■ **PROMPT**
Scan the lines below for "Petroleum" and copy the matches.

■ **SUPPLIED ENTRIES**
━━━━━━━━━━━━━━━━━━━━

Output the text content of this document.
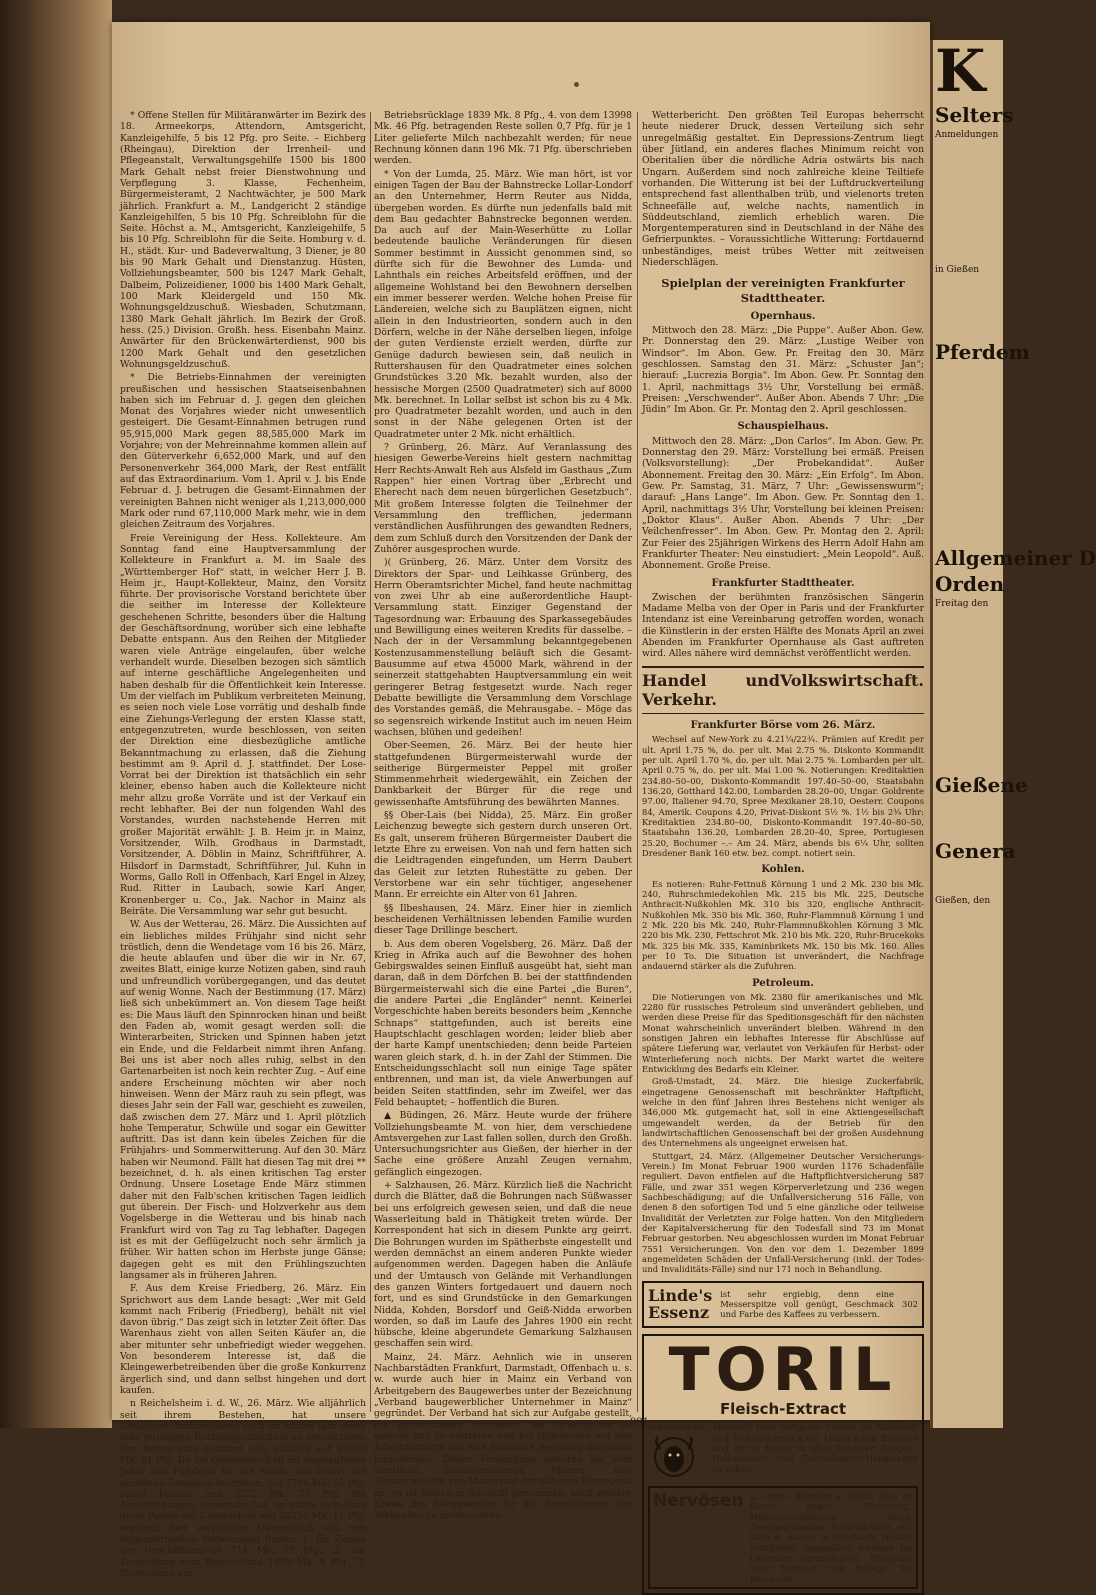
* Offene Stellen für Militäranwärter im Bezirk des 18. Armeekorps, Attendorn, Amtsgericht, Kanzleigehilfe, 5 bis 12 Pfg. pro Seite. – Eichberg (Rheingau), Direktion der Irrenheil- und Pflegeanstalt, Verwaltungsgehilfe 1500 bis 1800 Mark Gehalt nebst freier Dienstwohnung und Verpflegung 3. Klasse, Fechenheim, Bürgermeisteramt, 2 Nachtwächter, je 500 Mark jährlich. Frankfurt a. M., Landgericht 2 ständige Kanzleigehilfen, 5 bis 10 Pfg. Schreiblohn für die Seite. Höchst a. M., Amtsgericht, Kanzleigehilfe, 5 bis 10 Pfg. Schreiblohn für die Seite. Homburg v. d. H., städt. Kur- und Badeverwaltung, 3 Diener, je 80 bis 90 Mark Gehalt und Dienstanzug. Hüsten, Vollziehungsbeamter, 500 bis 1247 Mark Gehalt, Dalbeim, Polizeidiener, 1000 bis 1400 Mark Gehalt, 100 Mark Kleidergeld und 150 Mk. Wohnungsgeldzuschuß. Wiesbaden, Schutzmann, 1380 Mark Gehalt jährlich. Im Bezirk der Groß. hess. (25.) Division. Großh. hess. Eisenbahn Mainz. Anwärter für den Brückenwärterdienst, 900 bis 1200 Mark Gehalt und den gesetzlichen Wohnungsgeldzuschuß.

* Die Betriebs-Einnahmen der vereinigten preußischen und hessischen Staatseisenbahnen haben sich im Februar d. J. gegen den gleichen Monat des Vorjahres wieder nicht unwesentlich gesteigert. Die Gesamt-Einnahmen betrugen rund 95,915,000 Mark gegen 88,585,000 Mark im Vorjahre; von der Mehreinnahme kommen allein auf den Güterverkehr 6,652,000 Mark, und auf den Personenverkehr 364,000 Mark, der Rest entfällt auf das Extraordinarium. Vom 1. April v. J. bis Ende Februar d. J. betrugen die Gesamt-Einnahmen der vereinigten Bahnen nicht weniger als 1,213,000,000 Mark oder rund 67,110,000 Mark mehr, wie in dem gleichen Zeitraum des Vorjahres.

Freie Vereinigung der Hess. Kollekteure. Am Sonntag fand eine Hauptversammlung der Kollekteure in Frankfurt a. M. im Saale des „Württemberger Hof“ statt, in welcher Herr J. B. Heim jr., Haupt-Kollekteur, Mainz, den Vorsitz führte. Der provisorische Vorstand berichtete über die seither im Interesse der Kollekteure geschehenen Schritte, besonders über die Haltung der Geschäftsordnung, worüber sich eine lebhafte Debatte entspann. Aus den Reihen der Mitglieder waren viele Anträge eingelaufen, über welche verhandelt wurde. Dieselben bezogen sich sämtlich auf interne geschäftliche Angelegenheiten und haben deshalb für die Öffentlichkeit kein Interesse. Um der vielfach im Publikum verbreiteten Meinung, es seien noch viele Lose vorrätig und deshalb finde eine Ziehungs-Verlegung der ersten Klasse statt, entgegenzutreten, wurde beschlossen, von seiten der Direktion eine diesbezügliche amtliche Bekanntmachung zu erlassen, daß die Ziehung bestimmt am 9. April d. J. stattfindet. Der Lose-Vorrat bei der Direktion ist thatsächlich ein sehr kleiner, ebenso haben auch die Kollekteure nicht mehr allzu große Vorräte und ist der Verkauf ein recht lebhafter. Bei der nun folgenden Wahl des Vorstandes, wurden nachstehende Herren mit großer Majorität erwählt: J. B. Heim jr. in Mainz, Vorsitzender, Wilh. Grodhaus in Darmstadt, Vorsitzender, A. Döblin in Mainz, Schriftführer, A. Hilsdorf in Darmstadt, Schriftführer, Jul. Kuhn in Worms, Gallo Roll in Offenbach, Karl Engel in Alzey, Rud. Ritter in Laubach, sowie Karl Anger, Kronenberger u. Co., Jak. Nachor in Mainz als Beiräte. Die Versammlung war sehr gut besucht.

W. Aus der Wetterau, 26. März. Die Aussichten auf ein liebliches mildes Frühjahr sind nicht sehr tröstlich, denn die Wendetage vom 16 bis 26. März, die heute ablaufen und über die wir in Nr. 67, zweites Blatt, einige kurze Notizen gaben, sind rauh und unfreundlich vorübergegangen, und das deutet auf wenig Wonne. Nach der Bestimmung (17. März) ließ sich unbekümmert an. Von diesem Tage heißt es: Die Maus läuft den Spinnrocken hinan und beißt den Faden ab, womit gesagt werden soll: die Winterarbeiten, Stricken und Spinnen haben jetzt ein Ende, und die Feldarbeit nimmt ihren Anfang. Bei uns ist aber noch alles ruhig, selbst in den Gartenarbeiten ist noch kein rechter Zug. – Auf eine andere Erscheinung möchten wir aber noch hinweisen. Wenn der März rauh zu sein pflegt, was dieses Jahr sein der Fall war, geschieht es zuweilen, daß zwischen dem 27. März und 1. April plötzlich hohe Temperatur, Schwüle und sogar ein Gewitter auftritt. Das ist dann kein übeles Zeichen für die Frühjahrs- und Sommerwitterung. Auf den 30. März haben wir Neumond. Fällt hat diesen Tag mit drei ** bezeichnet, d. h. als einen kritischen Tag erster Ordnung. Unsere Losetage Ende März stimmen daher mit den Falb'schen kritischen Tagen leidlich gut überein. Der Fisch- und Holzverkehr aus dem Vogelsberge in die Wetterau und bis hinab nach Frankfurt wird von Tag zu Tag lebhafter. Dagegen ist es mit der Geflügelzucht noch sehr ärmlich ja früher. Wir hatten schon im Herbste junge Gänse; dagegen geht es mit den Frühlingszuchten langsamer als in früheren Jahren.

F. Aus dem Kreise Friedberg, 26. März. Ein Sprichwort aus dem Lande besagt: „Wer mit Geld kommt nach Friberig (Friedberg), behält nit viel davon übrig.“ Das zeigt sich in letzter Zeit öfter. Das Warenhaus zieht von allen Seiten Käufer an, die aber mitunter sehr unbefriedigt wieder weggehen. Von besonderem Interesse ist, daß die Kleingewerbetreibenden über die große Konkurrenz ärgerlich sind, und dann selbst hingehen und dort kaufen.

n Reichelsheim i. d. W., 26. März. Wie alljährlich seit ihrem Bestehen, hat unsere Genossenschaftsmolkerei auch im letzten Jahr einen sehr günstigen Rechnungsabschluß zu verzeichnen. Der Reingewinn beziffert sich nämlich auf 18390 Mk. 81 Pfg. Da die Genossenschaft im abgelaufenen Jahre den Fuhrlohn für die Milch, den früher die einzelnen Genossen bestritten, mit 7706 Mk. 55 Pfg. selbst bezahlt und 2252 Mk. 75 Pfg. für Abschreibungen verwendet hat, so würde sich ohne diese Posten ein Ueberschuß von 28350 Mk. 11 Pfg. ergeben. Der verfügbare Ueberschuß soll nun folgendermaßen Verwendung finden: 1. für Zinsen der Geschäftsanteile 714 Mk. 19 Pfg., 2. zur Zuwendung zum Reservefond 1839 Mk. 8 Pfg., 3. Zuwendung zur

Betriebsrücklage 1839 Mk. 8 Pfg., 4. von dem 13998 Mk. 46 Pfg. betragenden Reste sollen 0,7 Pfg. für je 1 Liter gelieferte Milch nachbezahlt werden; für neue Rechnung können dann 196 Mk. 71 Pfg. überschrieben werden.

* Von der Lumda, 25. März. Wie man hört, ist vor einigen Tagen der Bau der Bahnstrecke Lollar-Londorf an den Unternehmer, Herrn Reuter aus Nidda, übergeben worden. Es dürfte nun jedenfalls bald mit dem Bau gedachter Bahnstrecke begonnen werden. Da auch auf der Main-Weserhütte zu Lollar bedeutende bauliche Veränderungen für diesen Sommer bestimmt in Aussicht genommen sind, so dürfte sich für die Bewohner des Lumda- und Lahnthals ein reiches Arbeitsfeld eröffnen, und der allgemeine Wohlstand bei den Bewohnern derselben ein immer besserer werden. Welche hohen Preise für Ländereien, welche sich zu Bauplätzen eignen, nicht allein in den Industrieorten, sondern auch in den Dörfern, welche in der Nähe derselben liegen, infolge der guten Verdienste erzielt werden, dürfte zur Genüge dadurch bewiesen sein, daß neulich in Ruttershausen für den Quadratmeter eines solchen Grundstückes 3.20 Mk. bezahlt wurden, also der hessische Morgen (2500 Quadratmeter) sich auf 8000 Mk. berechnet. In Lollar selbst ist schon bis zu 4 Mk. pro Quadratmeter bezahlt worden, und auch in den sonst in der Nähe gelegenen Orten ist der Quadratmeter unter 2 Mk. nicht erhältlich.

? Grünberg, 26. März. Auf Veranlassung des hiesigen Gewerbe-Vereins hielt gestern nachmittag Herr Rechts-Anwalt Reh aus Alsfeld im Gasthaus „Zum Rappen“ hier einen Vortrag über „Erbrecht und Eherecht nach dem neuen bürgerlichen Gesetzbuch“. Mit großem Interesse folgten die Teilnehmer der Versammlung den trefflichen, jedermann verständlichen Ausführungen des gewandten Redners, dem zum Schluß durch den Vorsitzenden der Dank der Zuhörer ausgesprochen wurde.

)( Grünberg, 26. März. Unter dem Vorsitz des Direktors der Spar- und Leihkasse Grünberg, des Herrn Oberamtsrichter Michel, fand heute nachmittag von zwei Uhr ab eine außerordentliche Haupt-Versammlung statt. Einziger Gegenstand der Tagesordnung war: Erbauung des Sparkassegebäudes und Bewilligung eines weiteren Kredits für dasselbe. – Nach der in der Versammlung bekanntgegebenen Kostenzusammenstellung beläuft sich die Gesamt-Bausumme auf etwa 45000 Mark, während in der seinerzeit stattgehabten Hauptversammlung ein weit geringerer Betrag festgesetzt wurde. Nach reger Debatte bewilligte die Versammlung dem Vorschlage des Vorstandes gemäß, die Mehrausgabe. – Möge das so segensreich wirkende Institut auch im neuen Heim wachsen, blühen und gedeihen!

Ober-Seemen, 26. März. Bei der heute hier stattgefundenen Bürgermeisterwahl wurde der seitherige Bürgermeister Peppel mit großer Stimmenmehrheit wiedergewählt, ein Zeichen der Dankbarkeit der Bürger für die rege und gewissenhafte Amtsführung des bewährten Mannes.

§§ Ober-Lais (bei Nidda), 25. März. Ein großer Leichenzug bewegte sich gestern durch unseren Ort. Es galt, unserem früheren Bürgermeister Daubert die letzte Ehre zu erweisen. Von nah und fern hatten sich die Leidtragenden eingefunden, um Herrn Daubert das Geleit zur letzten Ruhestätte zu geben. Der Verstorbene war ein sehr tüchtiger, angesehener Mann. Er erreichte ein Alter von 61 Jahren.

§§ Ilbeshausen, 24. März. Einer hier in ziemlich bescheidenen Verhältnissen lebenden Familie wurden dieser Tage Drillinge beschert.

b. Aus dem oberen Vogelsberg, 26. März. Daß der Krieg in Afrika auch auf die Bewohner des hohen Gebirgswaldes seinen Einfluß ausgeübt hat, sieht man daran, daß in dem Dörfchen B. bei der stattfindenden Bürgermeisterwahl sich die eine Partei „die Buren“, die andere Partei „die Engländer“ nennt. Keinerlei Vorgeschichte haben bereits besonders beim „Kennche Schnaps“ stattgefunden, auch ist bereits eine Hauptschlacht geschlagen worden; leider blieb aber der harte Kampf unentschieden; denn beide Parteien waren gleich stark, d. h. in der Zahl der Stimmen. Die Entscheidungsschlacht soll nun einige Tage später entbrennen, und man ist, da viele Anwerbungen auf beiden Seiten stattfinden, sehr im Zweifel, wer das Feld behauptet; – hoffentlich die Buren.

▲ Büdingen, 26. März. Heute wurde der frühere Vollziehungsbeamte M. von hier, dem verschiedene Amtsvergehen zur Last fallen sollen, durch den Großh. Untersuchungsrichter aus Gießen, der hierher in der Sache eine größere Anzahl Zeugen vernahm, gefänglich eingezogen.

+ Salzhausen, 26. März. Kürzlich ließ die Nachricht durch die Blätter, daß die Bohrungen nach Süßwasser bei uns erfolgreich gewesen seien, und daß die neue Wasserleitung bald in Thätigkeit treten würde. Der Korrespondent hat sich in diesem Punkte arg geirrt. Die Bohrungen wurden im Spätherbste eingestellt und werden demnächst an einem anderen Punkte wieder aufgenommen werden. Dagegen haben die Anläufe und der Umtausch von Gelände mit Verhandlungen des ganzen Winters fortgedauert und dauern noch fort, und es sind Grundstücke in den Gemarkungen Nidda, Kohden, Borsdorf und Geiß-Nidda erworben worden, so daß im Laufe des Jahres 1900 ein recht hübsche, kleine abgerundete Gemarkung Salzhausen geschaffen sein wird.

Mainz, 24. März. Aehnlich wie in unseren Nachbarstädten Frankfurt, Darmstadt, Offenbach u. s. w. wurde auch hier in Mainz ein Verband von Arbeitgebern des Baugewerbes unter der Bezeichnung „Verband baugewerblicher Unternehmer in Mainz“ gegründet. Der Verband hat sich zur Aufgabe gestellt, die gemeinsamen Interessen der Arbeitgeber zu wahren und zu vertreten und bei Differenzen mit den Arbeitnehmern auf eine friedliche Regelung derselben hinzuwirken. Dieser Vereinigung gehören bis jetzt sämtliche Bauunternehmer, Maurer- und Zimmermeister von Mainz und der näheren Umgegend an, es ist jedoch in Aussicht genommen, auch weitere Kreise des Baugewerbes für die Bestrebungen des Verbandes zu interessieren.

Wetterbericht. Den größten Teil Europas beherrscht heute niederer Druck, dessen Verteilung sich sehr unregelmäßig gestaltet. Ein Depressions-Zentrum liegt über Jütland, ein anderes flaches Minimum reicht von Oberitalien über die nördliche Adria ostwärts bis nach Ungarn. Außerdem sind noch zahlreiche kleine Teiltiefe vorhanden. Die Witterung ist bei der Luftdruckverteilung entsprechend fast allenthalben trüb, und vielenorts treten Schneefälle auf, welche nachts, namentlich in Süddeutschland, ziemlich erheblich waren. Die Morgentemperaturen sind in Deutschland in der Nähe des Gefrierpunktes. – Voraussichtliche Witterung: Fortdauernd unbeständiges, meist trübes Wetter mit zeitweisen Niederschlägen.

Spielplan der vereinigten Frankfurter Stadttheater.
Opernhaus.

Mittwoch den 28. März: „Die Puppe“. Außer Abon. Gew. Pr. Donnerstag den 29. März: „Lustige Weiber von Windsor“. Im Abon. Gew. Pr. Freitag den 30. März geschlossen. Samstag den 31. März: „Schuster Jan“; hierauf: „Lucrezia Borgia“. Im Abon. Gew. Pr. Sonntag den 1. April, nachmittags 3½ Uhr, Vorstellung bei ermäß. Preisen: „Verschwender“. Außer Abon. Abends 7 Uhr: „Die Jüdin“ Im Abon. Gr. Pr. Montag den 2. April geschlossen.

Schauspielhaus.

Mittwoch den 28. März: „Don Carlos“. Im Abon. Gew. Pr. Donnerstag den 29. März: Vorstellung bei ermäß. Preisen (Volksvorstellung): „Der Probekandidat“. Außer Abonnement. Freitag den 30. März: „Ein Erfolg“. Im Abon. Gew. Pr. Samstag, 31. März, 7 Uhr: „Gewissenswurm“; darauf: „Hans Lange“. Im Abon. Gew. Pr. Sonntag den 1. April, nachmittags 3½ Uhr, Vorstellung bei kleinen Preisen: „Doktor Klaus“. Außer Abon. Abends 7 Uhr: „Der Veilchenfresser“. Im Abon. Gew. Pr. Montag den 2. April: Zur Feier des 25jährigen Wirkens des Herrn Adolf Hahn am Frankfurter Theater: Neu einstudiert: „Mein Leopold“. Auß. Abonnement. Große Preise.

Frankfurter Stadttheater.

Zwischen der berühmten französischen Sängerin Madame Melba von der Oper in Paris und der Frankfurter Intendanz ist eine Vereinbarung getroffen worden, wonach die Künstlerin in der ersten Hälfte des Monats April an zwei Abenden im Frankfurter Opernhause als Gast auftreten wird. Alles nähere wird demnächst veröffentlicht werden.

Handel und Verkehr.
Volkswirtschaft.
Frankfurter Börse vom 26. März.

Wechsel auf New-York zu 4.21¼/22¾. Prämien auf Kredit per ult. April 1.75 %, do. per ult. Mai 2.75 %. Diskonto Kommandit per ult. April 1.70 %, do. per ult. Mai 2.75 %. Lombarden per ult. April 0.75 %, do. per ult. Mai 1.00 %. Notierungen: Kreditaktien 234.80–50–00, Diskonto-Kommandit 197.40–50–00, Staatsbahn 136.20, Gotthard 142.00, Lombarden 28.20–00, Ungar. Goldrente 97.00, Italiener 94.70, Spree Mexikaner 28.10, Oesterr. Coupons 84, Amerik. Coupons 4.20, Privat-Diskont 5½ %. 1½ bis 2¾ Uhr: Kreditaktien 234.80–00, Diskonto-Kommandit 197.40–80–50, Staatsbahn 136.20, Lombarden 28.20–40, Spree, Portugiesen 25.20, Bochumer –.– Am 24. März, abends bis 6¼ Uhr, sollten Dresdener Bank 160 etw. bez. compt. notiert sein.

Kohlen.

Es notieren: Ruhr-Fettnuß Körnung 1 und 2 Mk. 230 bis Mk. 240, Ruhrschmiedekohlen Mk. 215 bis Mk. 225, Deutsche Anthracit-Nußkohlen Mk. 310 bis 320, englische Anthracit-Nußkohlen Mk. 350 bis Mk. 360, Ruhr-Flammnuß Körnung 1 und 2 Mk. 220 bis Mk. 240, Ruhr-Flammnußkohlen Körnung 3 Mk. 220 bis Mk. 230, Fettschrot Mk. 210 bis Mk. 220, Ruhr-Brucekoks Mk. 325 bis Mk. 335, Kaminbrikets Mk. 150 bis Mk. 160. Alles per 10 To. Die Situation ist unverändert, die Nachfrage andauernd stärker als die Zufuhren.

Petroleum.

Die Notierungen von Mk. 2380 für amerikanisches und Mk. 2280 für russisches Petroleum sind unverändert geblieben, und werden diese Preise für das Speditionsgeschäft für den nächsten Monat wahrscheinlich unverändert bleiben. Während in den sonstigen Jahren ein lebhaftes Interesse für Abschlüsse auf spätere Lieferung war, verlautet von Verkäufen für Herbst- oder Winterlieferung noch nichts. Der Markt wartet die weitere Entwicklung des Bedarfs ein Kleiner.

Groß-Umstadt, 24. März. Die hiesige Zuckerfabrik, eingetragene Genossenschaft mit beschränkter Haftpflicht, welche in den fünf Jahren ihres Bestehens nicht weniger als 346,000 Mk. gutgemacht hat, soll in eine Aktiengesellschaft umgewandelt werden, da der Betrieb für den landwirtschaftlichen Genossenschaft bei der großen Ausdehnung des Unternehmens als ungeeignet erweisen hat.

Stuttgart, 24. März. (Allgemeiner Deutscher Versicherungs-Verein.) Im Monat Februar 1900 wurden 1176 Schadenfälle reguliert. Davon entfielen auf die Haftpflichtversicherung 587 Fälle, und zwar 351 wegen Körperverletzung und 236 wegen Sachbeschädigung; auf die Unfallversicherung 516 Fälle, von denen 8 den sofortigen Tod und 5 eine gänzliche oder teilweise Invalidität der Verletzten zur Folge hatten. Von den Mitgliedern der Kapitalversicherung für den Todesfall sind 73 im Monat Februar gestorben. Neu abgeschlossen wurden im Monat Februar 7551 Versicherungen. Von den vor dem 1. Dezember 1899 angemeldeten Schäden der Unfall-Versicherung (inkl. der Todes- und Invaliditäts-Fälle) sind nur 171 noch in Behandlung.

Linde's Essenz
ist sehr ergiebig, denn eine Messerspitze voll genügt, Geschmack und Farbe des Kaffees zu verbessern.
302
TORIL
Fleisch-Extract
Schutzmarke. übertrifft trotz billigeren Preises an Nährkraft und Wohlgeschmack die Liebig'schen Extracte und ist zu haben in allen besseren Drogen-, Delicatessen- und Colonialwaren-Handlungen zu haben.
Nervösen u. chron. Kranken z. Notiz, dass m. Kuren gegen Herzerreg., Magenverstimmung, Angst, Zwangsgedanken, Schwächezust. etc. auch d. Saison in Auerbach, Hessen stattfinden. Spezialärzt wirksam bei Leitender Darmträgheit. Prospekte über Eigenart und Erfolge: Dr. Borcherdt.
991
K
Selters
Anmeldungen
in Gießen
Pferdem
Allgemeiner D
Orden
Freitag den
Gießene
Genera
Gießen, den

━━━━━━━━━━━━━━━━━━━━

■ **FINAL ANSWER**
Petroleum.
Die Notierungen von Mk. 2380 für amerikanisches und Mk. 2280 für russisches Petroleum sind unverändert geblieben, und werden diese Preise für das Speditionsgeschäft für den nächsten Monat wahrscheinlich unverändert bleiben. Während in den sonstigen Jahren ein lebhaftes Interesse für Abschlüsse auf spätere Lieferung war, verlautet von Verkäufen für Herbst- oder Winterlieferung noch nichts. Der Markt wartet die weitere Entwicklung des Bedarfs ein Kleiner.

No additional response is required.